Scanout and the Display

Alright. So depending on the game, we are up to somewhere between 13ms and 58ms after our mouse was moved. The GPU just finished rendering and swapped the finished frame to the front buffer. What happens next is called scanout: the frame is sent out the DVI-I port over the cable and to the monitor.

If our monitor's refresh rate is 60Hz (as is typical these days), it will actually take something like 16ms to send the full frame to the monitor (plus there's about half a millisecond of "blanking" between frames being sent) giving us 16.67ms of transmission delay. In this case we are limited by the bandwidth capabilities of DVI, HDMI and DisplayPort and the timing standards put forth by VESA. So to send a full frame of anything to the display we will have 16.67ms of input lag added. Some monitors will display this data as it is received, but others will latch input meaning the full frame must be sent before it can be displayed (but let's not get too far ahead of ourselves). Either way, we will consider the latency of this step to be at least one frame (as the monitor will still take 16ms to draw the image either way).

▶ [Tasks for this exercise]
1 - Answer these about the passage on scanout and the display:
(a) What is the step of sending the finished frame to the monitor called?
(b) Depending on the game, how long after the mouse moved has it been when the GPU finishes rendering?
(c) At a 60Hz refresh rate, what total transmission delay does the passage give?
2 - Reproduce the scanout passage word for word, everything from "Alright. So depending" down to "to the monitor.".
3 - Write the next part of the passage on scanout and display latency, starting after its last sentence.
The items after this passage on display scanout have no connection to it.

▶ [Supplied material]
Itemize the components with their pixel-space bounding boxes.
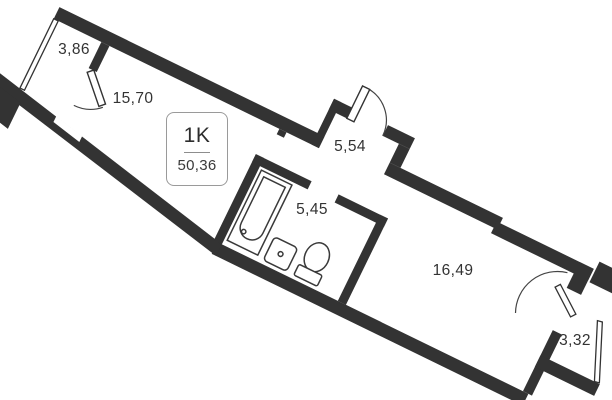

==

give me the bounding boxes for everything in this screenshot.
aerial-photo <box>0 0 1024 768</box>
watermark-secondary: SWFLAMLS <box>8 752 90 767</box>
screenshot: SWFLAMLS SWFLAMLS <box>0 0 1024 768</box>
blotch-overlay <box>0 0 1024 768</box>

...

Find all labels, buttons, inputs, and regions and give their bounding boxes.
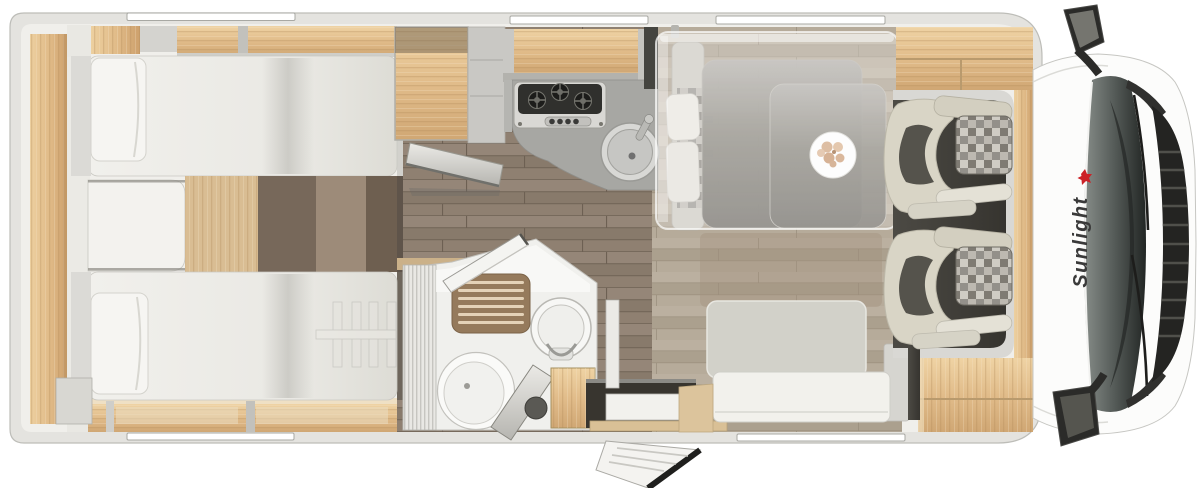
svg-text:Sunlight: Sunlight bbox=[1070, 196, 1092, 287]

▶ [Results for each task]
1 -
(a) Scanout.
(b) Somewhere between 13ms and 58ms.
(c) 16.67ms.

2 -
Alright. So depending on the game, we are up to somewhere between 13ms and 58ms after our mouse was moved. The GPU just finished rendering and swapped the finished frame to the front buffer. What happens next is called scanout: the frame is sent out the DVI-I port over the cable and to the monitor.

3 -
So now we need to talk about vsync. Let's pretend we aren't using it. Let's pretend our game runs at a rock solid exact 60 FPS and our refresh rate is 60Hz, but the buffer swap happens half way between each vertical sync. This means every frame being scanned out would be split down the middle. The top half of the frame will be an additional 16.67ms behind (for a total of 33.3ms of lag). Of course, the bottom half, while 16.67ms newer than the top, won't have it's own top half sent until the next frame 16.67ms later.

In this particular case, the way the math works out if we average the latency of all the pixels on a split frame we would get the same average latency as if we enabled vsync. Unfortunately, when framerate is either higher or lower than refresh rate, vsync has the potential to cause tons of problems and this equivalence doesn't carry in the least.

If our frametime is just longer than 16.67ms with vsync enabled, we will add a full additional frame of latency (with no work being done on the GPU) before we are able to swap the finished buffer to the front for scanout. The wasted work can cause our next frame not to come in before the next vsync, giving us up to two frames of latency (one because we wait to swap and one because of the delay in starting the next frame). If our framerate is higher than 60 FPS, our GPU will have to stop working after rendering until the next vsync. This is a waste of resources and decreases overall performance, but definitely not by as much as if we use vsync at less than the monitor refresh. The upper limit of additional delay is 16.67ms minus frametime (less than one frame) rather than two full frames.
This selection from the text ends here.